▸ **Written exercise**
Copy every line of the items below word for word. Leave the pictures out of your answer.

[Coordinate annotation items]

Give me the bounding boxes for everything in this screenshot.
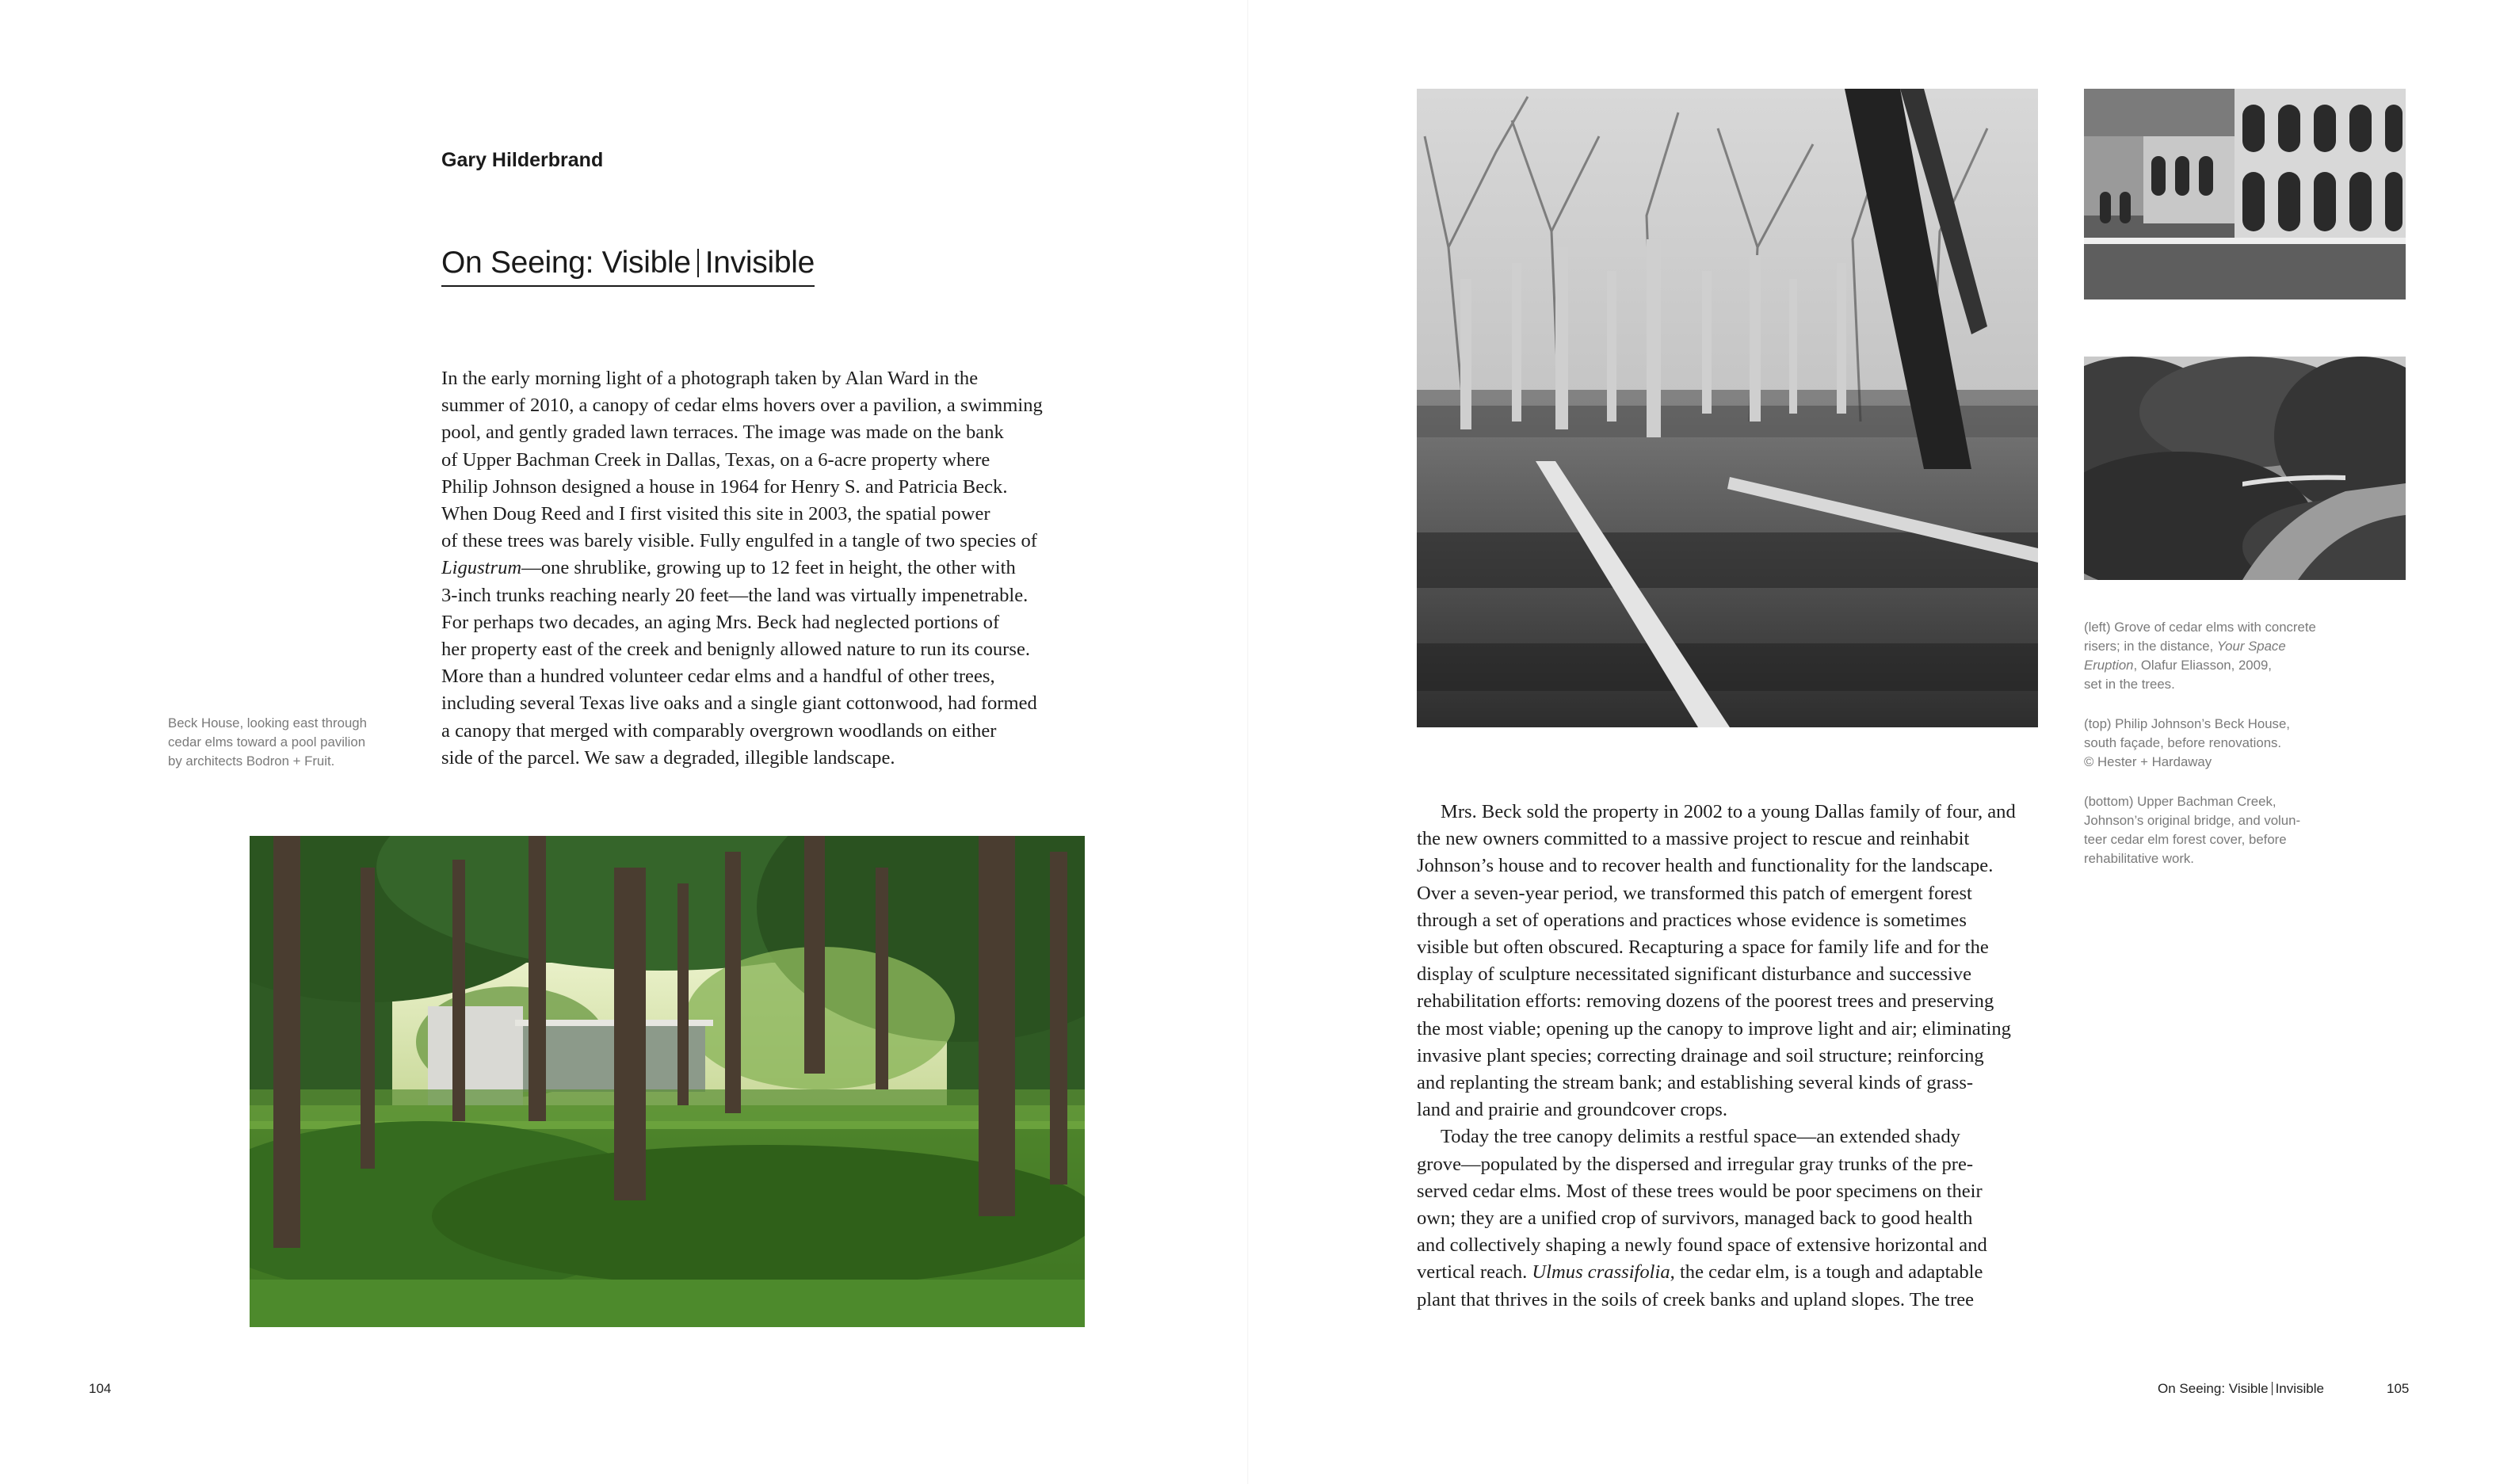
article-title [441,246,815,287]
body-line: Over a seven-year period, we transformed this patch of emergent forest [1417,882,1972,904]
body-line: summer of 2010, a canopy of cedar elms hovers over a pavilion, a swimming [441,395,1043,417]
caption-italic-title: Eruption [2084,658,2134,673]
body-line: For perhaps two decades, an aging Mrs. Beck had neglected portions of [441,611,1000,633]
body-line [441,555,1091,582]
body-line: the most viable; opening up the canopy to improve light and air; eliminating [1417,1017,2011,1040]
author-name: Gary Hilderbrand [441,149,604,171]
body-line: of Upper Bachman Creek in Dallas, Texas, on a 6-acre property where [441,448,990,471]
body-line: display of sculpture necessitated significant disturbance and successive [1417,963,1972,986]
body-line: through a set of operations and practices whose evidence is sometimes [1417,909,1967,931]
body-line-fragment: vertical reach. [1417,1261,1532,1284]
body-line: In the early morning light of a photograph taken by Alan Ward in the [441,368,979,389]
body-line: and replanting the stream bank; and establishing several kinds of grass- [1417,1072,1974,1094]
photo-grove-concrete-risers [1417,89,2038,727]
page-number-right: 105 [2387,1381,2410,1396]
running-head-part-1: On Seeing: Visible [2158,1381,2269,1396]
body-line-fragment: —one shrublike, growing up to 12 feet in height, the other with [521,557,1016,579]
body-line [1417,1259,2067,1286]
body-line: Mrs. Beck sold the property in 2002 to a young Dallas family of four, and [1441,801,2016,822]
caption-beck-house [168,714,367,771]
photo-upper-bachman-creek [2084,357,2406,580]
caption-line: (top) Philip Johnson’s Beck House, [2084,716,2290,731]
caption-line [2084,656,2316,675]
caption-line: south façade, before renovations. [2084,735,2282,750]
italic-term-ligustrum: Ligustrum [441,557,522,579]
body-line: side of the parcel. We saw a degraded, illegible landscape. [441,746,895,769]
italic-term-ulmus: Ulmus crassifolia [1532,1261,1670,1284]
photo-beck-house-grove [250,836,1085,1327]
caption-line: rehabilitative work. [2084,851,2194,866]
caption-line: set in the trees. [2084,677,2175,692]
title-separator [697,249,699,277]
body-line: grove—populated by the dispersed and irregular gray trunks of the pre- [1417,1153,1974,1175]
running-head-part-2: Invisible [2275,1381,2324,1396]
body-line: invasive plant species; correcting drainage and soil structure; reinforcing [1417,1044,1984,1066]
page-gutter [1247,0,1249,1484]
caption-line: by architects Bodron + Fruit. [168,753,335,769]
body-column-left [441,365,1091,772]
body-line: visible but often obscured. Recapturing a space for family life and for the [1417,937,1989,959]
body-line: of these trees was barely visible. Fully engulfed in a tangle of two species of [441,530,1037,552]
caption-italic-title: Your Space [2216,639,2286,654]
caption-line: Johnson’s original bridge, and volun- [2084,813,2301,828]
caption-line: © Hester + Hardaway [2084,754,2212,769]
page-number-left: 104 [89,1381,112,1396]
body-line: pool, and gently graded lawn terraces. The image was made on the bank [441,422,1004,444]
body-line: served cedar elms. Most of these trees would be poor specimens on their [1417,1180,1983,1202]
body-line: Philip Johnson designed a house in 1964 for Henry S. and Patricia Beck. [441,475,1008,498]
body-line: Today the tree canopy delimits a restful space—an extended shady [1441,1126,1960,1148]
caption-line: Beck House, looking east through [168,715,367,731]
body-column-right [1417,799,2067,1314]
running-head-separator [2272,1382,2273,1395]
caption-fragment: risers; in the distance, [2084,639,2217,654]
body-line: rehabilitation efforts: removing dozens of the poorest trees and preserving [1417,990,1994,1013]
caption-line: (bottom) Upper Bachman Creek, [2084,794,2277,809]
body-line: More than a hundred volunteer cedar elms and a handful of other trees, [441,666,995,688]
body-line: land and prairie and groundcover crops. [1417,1099,1727,1121]
body-line: and collectively shaping a newly found space of extensive horizontal and [1417,1234,1987,1257]
body-line: 3-inch trunks reaching nearly 20 feet—the land was virtually impenetrable. [441,584,1029,606]
body-line: When Doug Reed and I first visited this site in 2003, the spatial power [441,503,990,525]
body-line: the new owners committed to a massive project to rescue and reinhabit [1417,828,1970,850]
caption-line: teer cedar elm forest cover, before [2084,832,2287,847]
body-line: including several Texas live oaks and a single giant cottonwood, had formed [441,692,1037,715]
caption-right-photos [2084,618,2316,868]
body-line: a canopy that merged with comparably overgrown woodlands on either [441,719,997,742]
caption-line: (left) Grove of cedar elms with concrete [2084,620,2316,635]
body-line-fragment: , the cedar elm, is a tough and adaptable [1670,1261,1983,1284]
caption-line [2084,637,2316,656]
body-line: Johnson’s house and to recover health and functionality for the landscape. [1417,855,1994,877]
photo-beck-house-facade [2084,89,2406,299]
running-head [2158,1381,2324,1397]
body-line: own; they are a unified crop of survivors, managed back to good health [1417,1207,1973,1230]
article-title-part-2: Invisible [704,246,815,280]
body-line: her property east of the creek and benignly allowed nature to run its course. [441,639,1031,661]
article-title-part-1: On Seeing: Visible [441,246,691,280]
body-line: plant that thrives in the soils of creek banks and upland slopes. The tree [1417,1288,1975,1310]
caption-line: cedar elms toward a pool pavilion [168,734,366,750]
caption-fragment: , Olafur Eliasson, 2009, [2133,658,2272,673]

▸ **Task response**
Give me the bounding boxes for everything in this screenshot.
article-title [441,246,815,287]
body-line: Over a seven-year period, we transformed this patch of emergent forest [1417,882,1972,904]
body-line: summer of 2010, a canopy of cedar elms hovers over a pavilion, a swimming [441,395,1043,417]
caption-italic-title: Eruption [2084,658,2134,673]
body-line: For perhaps two decades, an aging Mrs. Beck had neglected portions of [441,611,1000,633]
body-line [441,555,1091,582]
body-line: the most viable; opening up the canopy to improve light and air; eliminating [1417,1017,2011,1040]
author-name: Gary Hilderbrand [441,149,604,171]
body-line: of Upper Bachman Creek in Dallas, Texas, on a 6-acre property where [441,448,990,471]
body-line: display of sculpture necessitated significant disturbance and successive [1417,963,1972,986]
body-line: through a set of operations and practices whose evidence is sometimes [1417,909,1967,931]
body-line-fragment: vertical reach. [1417,1261,1532,1284]
body-line: In the early morning light of a photograph taken by Alan Ward in the [441,368,979,389]
body-line: and replanting the stream bank; and establishing several kinds of grass- [1417,1072,1974,1094]
photo-grove-concrete-risers [1417,89,2038,727]
page-number-right: 105 [2387,1381,2410,1396]
running-head-part-1: On Seeing: Visible [2158,1381,2269,1396]
body-line-fragment: —one shrublike, growing up to 12 feet in height, the other with [521,557,1016,579]
body-line [1417,1259,2067,1286]
body-line: Mrs. Beck sold the property in 2002 to a young Dallas family of four, and [1441,801,2016,822]
caption-beck-house [168,714,367,771]
photo-upper-bachman-creek [2084,357,2406,580]
caption-line: (top) Philip Johnson’s Beck House, [2084,716,2290,731]
caption-line [2084,656,2316,675]
caption-line: south façade, before renovations. [2084,735,2282,750]
italic-term-ligustrum: Ligustrum [441,557,522,579]
body-line: side of the parcel. We saw a degraded, illegible landscape. [441,746,895,769]
italic-term-ulmus: Ulmus crassifolia [1532,1261,1670,1284]
photo-beck-house-grove [250,836,1085,1327]
caption-line: rehabilitative work. [2084,851,2194,866]
caption-line: set in the trees. [2084,677,2175,692]
title-separator [697,249,699,277]
body-line: grove—populated by the dispersed and irregular gray trunks of the pre- [1417,1153,1974,1175]
running-head-part-2: Invisible [2275,1381,2324,1396]
body-line: invasive plant species; correcting drainage and soil structure; reinforcing [1417,1044,1984,1066]
page-gutter [1247,0,1249,1484]
caption-line: by architects Bodron + Fruit. [168,753,335,769]
body-column-left [441,365,1091,772]
body-line: visible but often obscured. Recapturing a space for family life and for the [1417,937,1989,959]
body-line: of these trees was barely visible. Fully engulfed in a tangle of two species of [441,530,1037,552]
caption-italic-title: Your Space [2216,639,2286,654]
caption-line: Johnson’s original bridge, and volun- [2084,813,2301,828]
caption-line: © Hester + Hardaway [2084,754,2212,769]
page-number-left: 104 [89,1381,112,1396]
body-line: pool, and gently graded lawn terraces. The image was made on the bank [441,422,1004,444]
body-line: served cedar elms. Most of these trees would be poor specimens on their [1417,1180,1983,1202]
body-line: Philip Johnson designed a house in 1964 for Henry S. and Patricia Beck. [441,475,1008,498]
body-line: Today the tree canopy delimits a restful space—an extended shady [1441,1126,1960,1148]
caption-line: Beck House, looking east through [168,715,367,731]
body-column-right [1417,799,2067,1314]
running-head-separator [2272,1382,2273,1395]
caption-fragment: risers; in the distance, [2084,639,2217,654]
body-line: rehabilitation efforts: removing dozens of the poorest trees and preserving [1417,990,1994,1013]
caption-line: (bottom) Upper Bachman Creek, [2084,794,2277,809]
body-line: More than a hundred volunteer cedar elms and a handful of other trees, [441,666,995,688]
body-line: land and prairie and groundcover crops. [1417,1099,1727,1121]
body-line: and collectively shaping a newly found space of extensive horizontal and [1417,1234,1987,1257]
body-line: 3-inch trunks reaching nearly 20 feet—the land was virtually impenetrable. [441,584,1029,606]
body-line: When Doug Reed and I first visited this site in 2003, the spatial power [441,503,990,525]
body-line: the new owners committed to a massive project to rescue and reinhabit [1417,828,1970,850]
caption-line: teer cedar elm forest cover, before [2084,832,2287,847]
body-line: including several Texas live oaks and a single giant cottonwood, had formed [441,692,1037,715]
caption-right-photos [2084,618,2316,868]
body-line: a canopy that merged with comparably overgrown woodlands on either [441,719,997,742]
caption-line: (left) Grove of cedar elms with concrete [2084,620,2316,635]
body-line-fragment: , the cedar elm, is a tough and adaptable [1670,1261,1983,1284]
caption-line [2084,637,2316,656]
body-line: Johnson’s house and to recover health and functionality for the landscape. [1417,855,1994,877]
photo-beck-house-facade [2084,89,2406,299]
running-head [2158,1381,2324,1397]
body-line: own; they are a unified crop of survivors, managed back to good health [1417,1207,1973,1230]
article-title-part-2: Invisible [704,246,815,280]
body-line: her property east of the creek and benignly allowed nature to run its course. [441,639,1031,661]
article-title-part-1: On Seeing: Visible [441,246,691,280]
body-line: plant that thrives in the soils of creek banks and upland slopes. The tree [1417,1288,1975,1310]
caption-line: cedar elms toward a pool pavilion [168,734,366,750]
caption-fragment: , Olafur Eliasson, 2009, [2133,658,2272,673]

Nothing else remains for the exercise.